# [DOCUMENT EXCERPT]
*** Begin section ***

Home >politics >policy >Oil minister Moily assumes office, eyes more investment

New Delhi: Petroleum minister M. Veerappa Moily said on Monday that he would try to attract investments in India’s hydrocarbon sector at a time of rapidly diminishing interest.

“It affects our economy in a big way. We have to create a level of confidence for investors. There is $50 billion worth of foreign investments awaiting," Moily told reporters after assuming office.

Moily replaced S. Jaipal Reddy as oil minister on Sunday; the latter was shifted to the ministry of science and technology amid allegations of slow decision-making, including delayed clearances sought by Reliance Industries Ltd for some of its wells in the KG-D6 deepwater field in the Bay of Bengal.

Moily dismissed questions about his predecessor being removed over differences with India’s most valuable company.

While India’s oil and gas sector has attracted interest from investors such as London-based BP Plc and Vedanta Resources Plc, there have been concerns about diminishing interest in the area, prompted largely by the policy regime.

“There will be quick decision-making," Moily said. “We can’t shrug or avoid taking decisions. Delaying decisions is no solution."

Shares of Reliance Industries rose 1.53% to 811.20 on BSE, while the benchmark Sensex rose 0.06% to 18,635.82 points.

*** End section ***

# [Stored data entries]
*** Begin section ***

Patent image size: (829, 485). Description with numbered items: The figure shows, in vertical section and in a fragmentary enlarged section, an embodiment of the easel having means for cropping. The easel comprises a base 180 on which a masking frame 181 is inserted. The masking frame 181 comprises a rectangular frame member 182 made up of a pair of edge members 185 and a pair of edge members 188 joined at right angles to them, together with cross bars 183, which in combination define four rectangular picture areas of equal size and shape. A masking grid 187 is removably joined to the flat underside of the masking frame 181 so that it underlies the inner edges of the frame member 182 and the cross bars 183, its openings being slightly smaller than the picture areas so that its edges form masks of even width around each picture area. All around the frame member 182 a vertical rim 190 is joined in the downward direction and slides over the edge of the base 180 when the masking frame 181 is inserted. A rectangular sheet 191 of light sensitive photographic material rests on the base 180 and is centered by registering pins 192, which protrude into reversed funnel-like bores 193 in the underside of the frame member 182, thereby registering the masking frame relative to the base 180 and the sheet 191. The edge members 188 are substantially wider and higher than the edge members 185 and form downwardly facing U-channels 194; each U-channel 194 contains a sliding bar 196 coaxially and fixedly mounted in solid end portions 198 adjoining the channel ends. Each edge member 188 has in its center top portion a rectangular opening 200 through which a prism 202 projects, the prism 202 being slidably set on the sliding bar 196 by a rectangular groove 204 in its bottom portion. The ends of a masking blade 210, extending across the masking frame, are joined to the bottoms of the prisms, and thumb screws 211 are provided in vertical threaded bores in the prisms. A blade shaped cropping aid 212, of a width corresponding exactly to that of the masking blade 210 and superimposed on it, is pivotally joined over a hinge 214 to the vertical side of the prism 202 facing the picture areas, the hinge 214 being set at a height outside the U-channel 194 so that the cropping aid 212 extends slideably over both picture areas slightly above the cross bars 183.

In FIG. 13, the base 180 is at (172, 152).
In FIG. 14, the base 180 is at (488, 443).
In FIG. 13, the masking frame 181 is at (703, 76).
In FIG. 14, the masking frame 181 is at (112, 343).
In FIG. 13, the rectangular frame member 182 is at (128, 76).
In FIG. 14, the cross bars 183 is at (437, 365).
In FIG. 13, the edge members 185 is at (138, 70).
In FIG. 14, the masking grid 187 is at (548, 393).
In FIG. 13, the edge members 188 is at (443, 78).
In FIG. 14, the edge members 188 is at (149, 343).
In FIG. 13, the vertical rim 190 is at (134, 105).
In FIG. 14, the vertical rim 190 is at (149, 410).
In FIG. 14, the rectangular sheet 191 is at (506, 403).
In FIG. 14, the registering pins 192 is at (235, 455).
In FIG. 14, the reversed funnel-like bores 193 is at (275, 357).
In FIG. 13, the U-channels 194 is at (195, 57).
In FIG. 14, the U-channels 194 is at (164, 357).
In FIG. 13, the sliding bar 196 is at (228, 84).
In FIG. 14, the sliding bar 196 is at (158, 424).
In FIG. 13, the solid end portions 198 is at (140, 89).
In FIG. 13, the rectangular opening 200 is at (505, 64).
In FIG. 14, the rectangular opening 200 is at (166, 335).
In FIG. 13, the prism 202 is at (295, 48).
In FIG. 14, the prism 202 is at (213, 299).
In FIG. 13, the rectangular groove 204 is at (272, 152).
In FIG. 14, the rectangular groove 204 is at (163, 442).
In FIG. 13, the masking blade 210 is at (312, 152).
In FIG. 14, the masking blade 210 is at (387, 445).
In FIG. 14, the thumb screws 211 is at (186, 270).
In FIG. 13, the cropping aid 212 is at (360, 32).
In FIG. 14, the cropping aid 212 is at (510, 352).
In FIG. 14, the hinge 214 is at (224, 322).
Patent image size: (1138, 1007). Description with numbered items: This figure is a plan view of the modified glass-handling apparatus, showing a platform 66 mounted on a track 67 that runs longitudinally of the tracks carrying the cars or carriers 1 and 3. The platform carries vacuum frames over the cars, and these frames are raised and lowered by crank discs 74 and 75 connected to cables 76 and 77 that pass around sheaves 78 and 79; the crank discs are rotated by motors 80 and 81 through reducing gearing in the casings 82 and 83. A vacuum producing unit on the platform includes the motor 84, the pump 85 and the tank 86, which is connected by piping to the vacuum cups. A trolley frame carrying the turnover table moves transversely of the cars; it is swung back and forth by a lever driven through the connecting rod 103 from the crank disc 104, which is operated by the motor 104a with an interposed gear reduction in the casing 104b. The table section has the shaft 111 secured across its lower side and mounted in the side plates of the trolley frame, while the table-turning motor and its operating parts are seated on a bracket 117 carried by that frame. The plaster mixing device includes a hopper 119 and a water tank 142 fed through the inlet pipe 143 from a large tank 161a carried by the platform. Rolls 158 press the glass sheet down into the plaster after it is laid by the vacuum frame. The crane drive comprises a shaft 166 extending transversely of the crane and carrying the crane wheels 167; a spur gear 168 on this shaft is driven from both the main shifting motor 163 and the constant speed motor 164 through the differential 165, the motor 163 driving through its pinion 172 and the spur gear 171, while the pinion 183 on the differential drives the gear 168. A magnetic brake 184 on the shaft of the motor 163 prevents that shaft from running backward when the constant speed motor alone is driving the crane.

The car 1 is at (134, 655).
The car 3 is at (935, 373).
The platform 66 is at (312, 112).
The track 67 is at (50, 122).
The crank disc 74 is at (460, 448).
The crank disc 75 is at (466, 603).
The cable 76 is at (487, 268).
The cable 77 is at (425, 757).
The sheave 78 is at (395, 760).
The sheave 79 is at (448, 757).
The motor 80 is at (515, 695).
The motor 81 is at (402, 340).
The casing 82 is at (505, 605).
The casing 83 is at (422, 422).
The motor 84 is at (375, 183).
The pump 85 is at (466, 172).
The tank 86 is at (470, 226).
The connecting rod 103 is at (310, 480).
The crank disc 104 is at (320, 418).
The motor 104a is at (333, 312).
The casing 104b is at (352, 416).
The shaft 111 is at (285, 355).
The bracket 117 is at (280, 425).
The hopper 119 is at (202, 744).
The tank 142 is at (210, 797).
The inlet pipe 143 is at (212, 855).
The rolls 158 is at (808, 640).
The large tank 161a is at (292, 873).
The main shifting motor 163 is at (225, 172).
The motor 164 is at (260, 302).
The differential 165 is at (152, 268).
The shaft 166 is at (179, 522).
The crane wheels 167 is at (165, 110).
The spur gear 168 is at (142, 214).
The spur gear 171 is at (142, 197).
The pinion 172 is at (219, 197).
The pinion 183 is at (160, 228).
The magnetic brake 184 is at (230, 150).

*** End section ***

# [COMPLETE THE FOLLOWING]
a – Answer the following questions using the news article on the oil minister:
(i) Whom did Moily replace as oil minister?
(ii) What amount of foreign investments did Moily say was awaiting?
(iii) By what percentage did shares of Reliance Industries rise on BSE?
b – Reproduce the portion of the news article that opens with the words containing "Moily replaced S." and closes with "to 18,635.82 points.".

# [RESULTS FOR EACH TASK]
a –
(i) S. Jaipal Reddy
(ii) $50 billion
(iii) 1.53%

b –
Moily replaced S. Jaipal Reddy as oil minister on Sunday; the latter was shifted to the ministry of science and technology amid allegations of slow decision-making, including delayed clearances sought by Reliance Industries Ltd for some of its wells in the KG-D6 deepwater field in the Bay of Bengal.

Moily dismissed questions about his predecessor being removed over differences with India’s most valuable company.

While India’s oil and gas sector has attracted interest from investors such as London-based BP Plc and Vedanta Resources Plc, there have been concerns about diminishing interest in the area, prompted largely by the policy regime.

“There will be quick decision-making," Moily said. “We can’t shrug or avoid taking decisions. Delaying decisions is no solution."

Shares of Reliance Industries rose 1.53% to 811.20 on BSE, while the benchmark Sensex rose 0.06% to 18,635.82 points.